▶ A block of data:
•••••
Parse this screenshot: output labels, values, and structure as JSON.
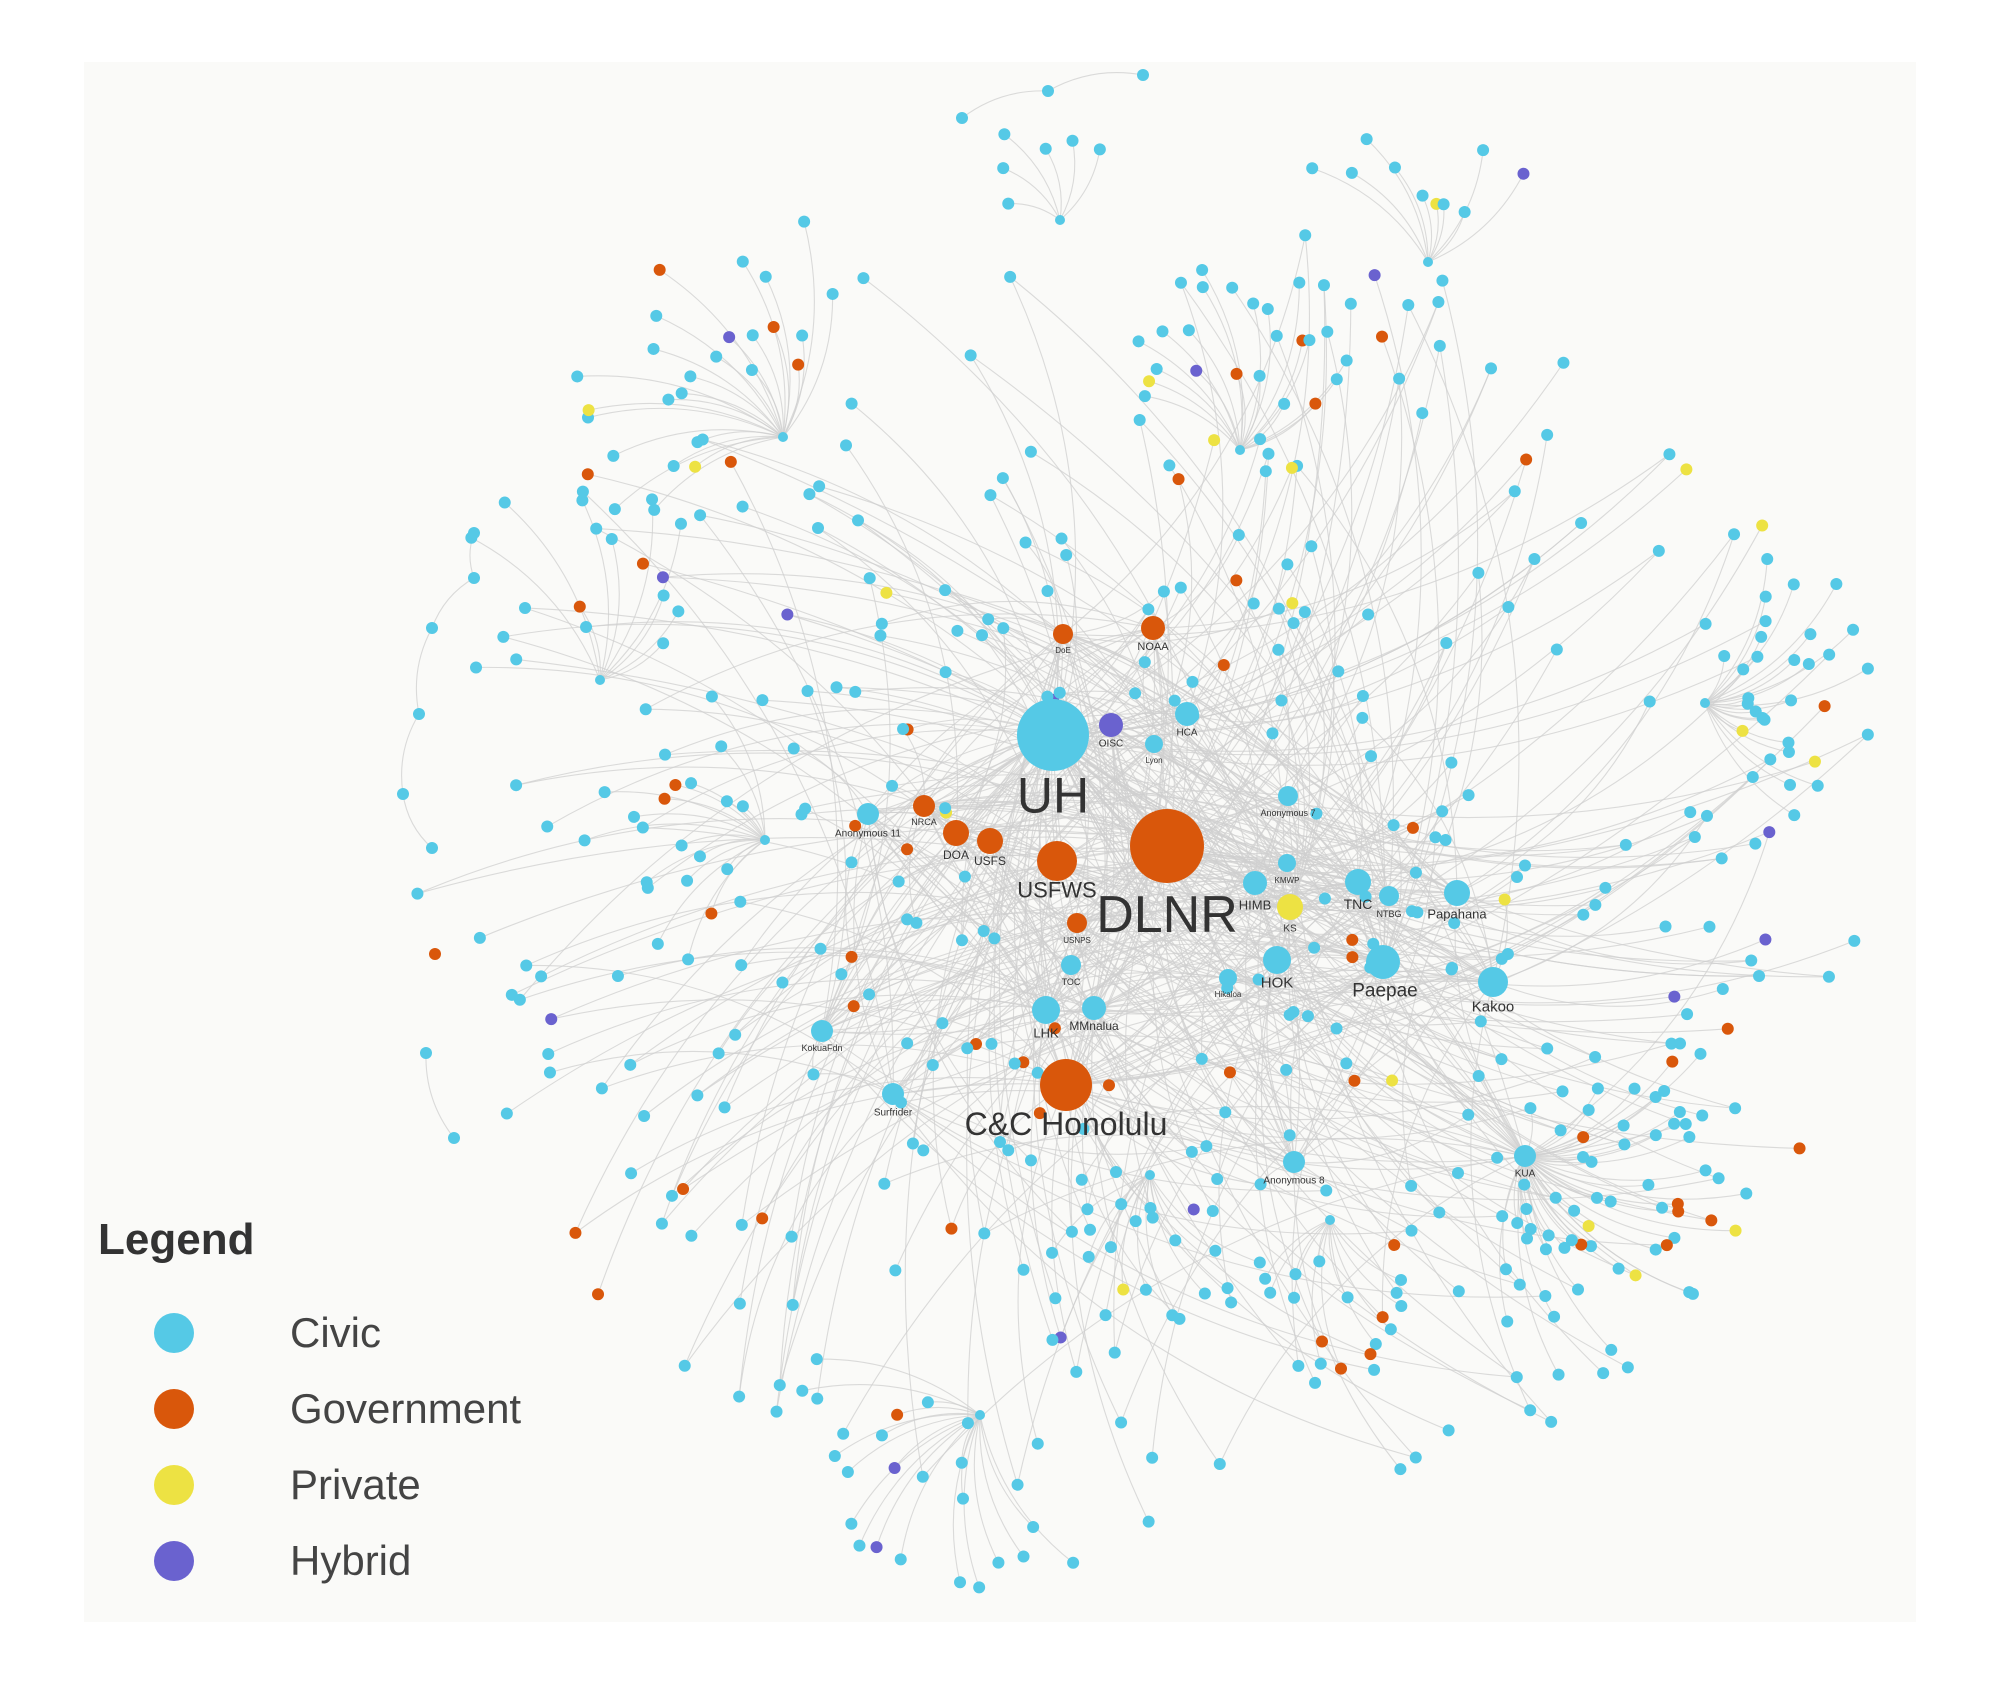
{
  "legend": {
    "title": "Legend",
    "items": [
      {
        "label": "Civic",
        "color": "#55c9e6"
      },
      {
        "label": "Government",
        "color": "#d9570b"
      },
      {
        "label": "Private",
        "color": "#ede243"
      },
      {
        "label": "Hybrid",
        "color": "#6a62cf"
      }
    ]
  },
  "hubs": [
    {
      "label": "UH",
      "type": "Civic"
    },
    {
      "label": "DLNR",
      "type": "Government"
    },
    {
      "label": "C&C Honolulu",
      "type": "Government"
    },
    {
      "label": "USFWS",
      "type": "Government"
    },
    {
      "label": "Paepae",
      "type": "Civic"
    },
    {
      "label": "Kakoo",
      "type": "Civic"
    },
    {
      "label": "HOK",
      "type": "Civic"
    },
    {
      "label": "TNC",
      "type": "Civic"
    },
    {
      "label": "Papahana",
      "type": "Civic"
    },
    {
      "label": "HIMB",
      "type": "Civic"
    },
    {
      "label": "KS",
      "type": "Private"
    },
    {
      "label": "LHK",
      "type": "Civic"
    },
    {
      "label": "MMnalua",
      "type": "Civic"
    },
    {
      "label": "DOA",
      "type": "Government"
    },
    {
      "label": "USFS",
      "type": "Government"
    },
    {
      "label": "NOAA",
      "type": "Government"
    },
    {
      "label": "HCA",
      "type": "Civic"
    },
    {
      "label": "OISC",
      "type": "Hybrid"
    },
    {
      "label": "NRCA",
      "type": "Government"
    },
    {
      "label": "Anonymous 11",
      "type": "Civic"
    },
    {
      "label": "Anonymous 7",
      "type": "Civic"
    },
    {
      "label": "Anonymous 8",
      "type": "Civic"
    },
    {
      "label": "Surfrider",
      "type": "Civic"
    },
    {
      "label": "KokuaFdn",
      "type": "Civic"
    },
    {
      "label": "KUA",
      "type": "Civic"
    },
    {
      "label": "NTBG",
      "type": "Civic"
    },
    {
      "label": "DoE",
      "type": "Government"
    },
    {
      "label": "USNPS",
      "type": "Government"
    },
    {
      "label": "TOC",
      "type": "Civic"
    },
    {
      "label": "Hikaloa",
      "type": "Civic"
    },
    {
      "label": "Lyon",
      "type": "Civic"
    },
    {
      "label": "KMWP",
      "type": "Civic"
    }
  ]
}
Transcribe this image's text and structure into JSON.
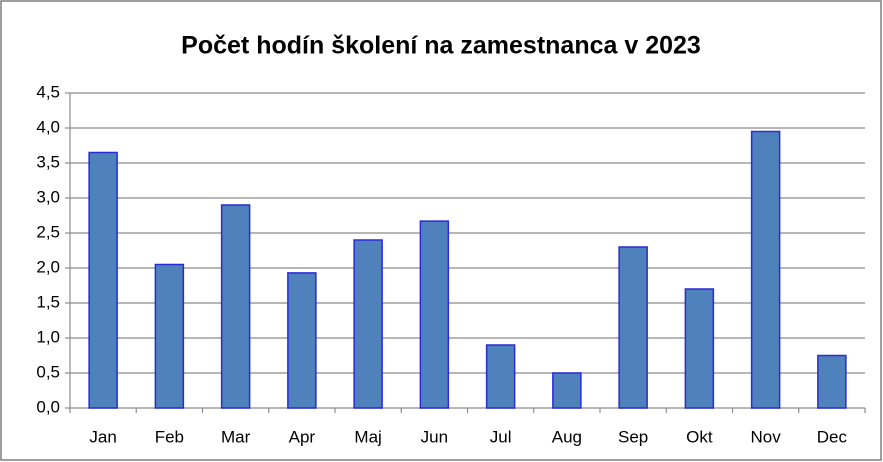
•••••
▶ YOUR TASK: From the listing, extract all text exactly as given and drop any picture.

▶ EXPECTED OUTPUT:
Parse this screenshot: output labels, values, and structure as JSON.
{
  "legend": {
    "title": "Legend",
    "items": [
      {
        "label": "Civic",
        "color": "#55c9e6"
      },
      {
        "label": "Government",
        "color": "#d9570b"
      },
      {
        "label": "Private",
        "color": "#ede243"
      },
      {
        "label": "Hybrid",
        "color": "#6a62cf"
      }
    ]
  },
  "hubs": [
    {
      "label": "UH",
      "type": "Civic"
    },
    {
      "label": "DLNR",
      "type": "Government"
    },
    {
      "label": "C&C Honolulu",
      "type": "Government"
    },
    {
      "label": "USFWS",
      "type": "Government"
    },
    {
      "label": "Paepae",
      "type": "Civic"
    },
    {
      "label": "Kakoo",
      "type": "Civic"
    },
    {
      "label": "HOK",
      "type": "Civic"
    },
    {
      "label": "TNC",
      "type": "Civic"
    },
    {
      "label": "Papahana",
      "type": "Civic"
    },
    {
      "label": "HIMB",
      "type": "Civic"
    },
    {
      "label": "KS",
      "type": "Private"
    },
    {
      "label": "LHK",
      "type": "Civic"
    },
    {
      "label": "MMnalua",
      "type": "Civic"
    },
    {
      "label": "DOA",
      "type": "Government"
    },
    {
      "label": "USFS",
      "type": "Government"
    },
    {
      "label": "NOAA",
      "type": "Government"
    },
    {
      "label": "HCA",
      "type": "Civic"
    },
    {
      "label": "OISC",
      "type": "Hybrid"
    },
    {
      "label": "NRCA",
      "type": "Government"
    },
    {
      "label": "Anonymous 11",
      "type": "Civic"
    },
    {
      "label": "Anonymous 7",
      "type": "Civic"
    },
    {
      "label": "Anonymous 8",
      "type": "Civic"
    },
    {
      "label": "Surfrider",
      "type": "Civic"
    },
    {
      "label": "KokuaFdn",
      "type": "Civic"
    },
    {
      "label": "KUA",
      "type": "Civic"
    },
    {
      "label": "NTBG",
      "type": "Civic"
    },
    {
      "label": "DoE",
      "type": "Government"
    },
    {
      "label": "USNPS",
      "type": "Government"
    },
    {
      "label": "TOC",
      "type": "Civic"
    },
    {
      "label": "Hikaloa",
      "type": "Civic"
    },
    {
      "label": "Lyon",
      "type": "Civic"
    },
    {
      "label": "KMWP",
      "type": "Civic"
    }
  ]
}
Transcribe this image's text and structure into JSON.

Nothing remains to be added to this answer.